== Excerpted text ==
======

Jodi Picoult’s latest novel, The Storyteller, is wonderful. It is a poignant and compelling book that will absorb the reader from start to finish. However, the story is also harrowing at times when it enters into the cruel reality of the Holocaust.
As with all Jodi Picoult’s books, this is a well crafted novel that tells different stories from different times. The link is the main character, Sage Singer, who, at the start of the book, is a deeply troubled young woman. Since the death of her mother, she has been attending a weekly grief therapy group where she meets Josef Weber, a ninety five year old man mourning the death of his wife. All is not what it first appears with Josef though as Sage finds out when he asks her to help him die. He is not an ill man though; but a former Nazi who feels that he should be dead and that such a death should be at the hands of a Jew. However, instead of going along with his wishes, Sage contacts the Department of Justice and ultimately meets up with Leo Stein, a Nazi hunter whose job involves bringing Nazis to justice. Although, at first, he is not sure whether to believe Sage’s story, she convinces him to Josef, whose real name is Reiner Hartmann, is telling the truth. Can Sage provide enough evidence to help Leo bring about a conviction? And, can she do so, without having to involve her frail grandmother, Minka, one of the survivors of the Holocaust?

======

== Given records ==
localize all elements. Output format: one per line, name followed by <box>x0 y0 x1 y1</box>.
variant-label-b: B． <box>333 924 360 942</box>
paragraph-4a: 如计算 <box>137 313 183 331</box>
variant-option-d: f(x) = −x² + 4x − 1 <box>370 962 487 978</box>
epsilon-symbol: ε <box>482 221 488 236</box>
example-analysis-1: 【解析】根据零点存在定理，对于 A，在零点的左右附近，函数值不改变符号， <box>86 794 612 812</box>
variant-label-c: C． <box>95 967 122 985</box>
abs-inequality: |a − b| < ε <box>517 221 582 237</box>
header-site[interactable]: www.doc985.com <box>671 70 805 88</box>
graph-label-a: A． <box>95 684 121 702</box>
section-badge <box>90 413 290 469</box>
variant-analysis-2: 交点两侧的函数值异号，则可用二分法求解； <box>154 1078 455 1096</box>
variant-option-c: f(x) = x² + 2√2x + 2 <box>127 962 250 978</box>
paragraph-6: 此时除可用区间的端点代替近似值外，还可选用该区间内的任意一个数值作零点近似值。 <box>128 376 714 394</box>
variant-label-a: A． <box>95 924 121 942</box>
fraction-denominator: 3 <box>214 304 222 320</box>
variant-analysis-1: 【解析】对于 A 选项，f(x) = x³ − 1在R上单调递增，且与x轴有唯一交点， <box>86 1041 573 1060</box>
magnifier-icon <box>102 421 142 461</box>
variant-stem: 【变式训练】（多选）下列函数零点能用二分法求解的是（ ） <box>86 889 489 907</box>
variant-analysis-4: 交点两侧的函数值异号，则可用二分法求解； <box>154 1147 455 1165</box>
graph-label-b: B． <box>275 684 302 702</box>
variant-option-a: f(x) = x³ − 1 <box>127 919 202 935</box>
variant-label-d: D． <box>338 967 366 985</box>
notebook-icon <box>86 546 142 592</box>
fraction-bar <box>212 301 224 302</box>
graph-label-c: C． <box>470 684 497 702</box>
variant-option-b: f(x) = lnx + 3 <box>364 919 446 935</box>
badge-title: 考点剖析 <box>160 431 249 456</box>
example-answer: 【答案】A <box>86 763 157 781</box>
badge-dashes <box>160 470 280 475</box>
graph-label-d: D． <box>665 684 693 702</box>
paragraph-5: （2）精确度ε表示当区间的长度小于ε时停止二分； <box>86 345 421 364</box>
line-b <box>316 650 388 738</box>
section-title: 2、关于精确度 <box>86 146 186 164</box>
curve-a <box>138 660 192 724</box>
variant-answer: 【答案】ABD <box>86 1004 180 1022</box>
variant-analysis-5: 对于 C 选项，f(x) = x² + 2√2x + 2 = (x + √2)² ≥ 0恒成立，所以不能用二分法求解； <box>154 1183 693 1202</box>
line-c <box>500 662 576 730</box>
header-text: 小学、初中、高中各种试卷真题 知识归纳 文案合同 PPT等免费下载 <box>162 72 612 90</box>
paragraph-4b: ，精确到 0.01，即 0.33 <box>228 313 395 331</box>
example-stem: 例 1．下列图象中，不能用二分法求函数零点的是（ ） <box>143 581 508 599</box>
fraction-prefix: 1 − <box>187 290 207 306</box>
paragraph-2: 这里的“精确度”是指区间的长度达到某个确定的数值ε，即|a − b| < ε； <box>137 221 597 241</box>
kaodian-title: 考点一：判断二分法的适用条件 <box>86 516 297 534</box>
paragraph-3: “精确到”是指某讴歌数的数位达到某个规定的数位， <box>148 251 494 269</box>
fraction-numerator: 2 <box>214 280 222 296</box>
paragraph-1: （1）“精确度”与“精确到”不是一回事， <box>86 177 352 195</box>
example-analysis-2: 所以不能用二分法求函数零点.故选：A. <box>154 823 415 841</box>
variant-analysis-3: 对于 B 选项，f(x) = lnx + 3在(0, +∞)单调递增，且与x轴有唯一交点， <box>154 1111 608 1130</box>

======

== Requirement 1 ==
In the review of The Storyteller, what reason is given for Josef Weber asking Sage to help him die? Answer in one to three sentences.
== Requirement 2 ==
Continue the review of The Storyteller from the point where it ends.

== Reply 1 ==
He is not ill. He is a former Nazi who feels that he should be dead and that his death should come at the hands of a Jew.

== Reply 2 ==
The characters are very real and complex. Sage, the main character, is very appealing and it is easy to sympathise with her as she struggles to come to term with her mother’s death and how she feels for blame. She is a character who thinks very little of herself even though there is no need for her to feel this way. The people, who care about her, worry that her sense of worthlessness leads her to make poor decisions. Will she make the right decision though when faced with what Josef Weber is asking her to do?
The Storyteller is a wonderful book and probably ranks amongst Jodi Picoult’s best. However, the subject matter is harrowing and at times, the detail of Sage’s mother’s life in the concentration camp was a little too much to bear. There are also many moral issues raised in the novel. It’s about apportioning guilt and being brave enough to do the right thing. It’s also about forgiveness and if it is possible to forgive crimes as heinous as those committed by the Nazis.
I found The Storyteller to be a compelling read from start to finish. It’s not the sort of book that brings enjoyment because of the nature of the story, but it is an emotionally satisfying read.
The Storyteller by Jodi Picoult
Published by Hodder & Stoughton Ltd, March 2013.
With thanks to the publishers for sending a review copy.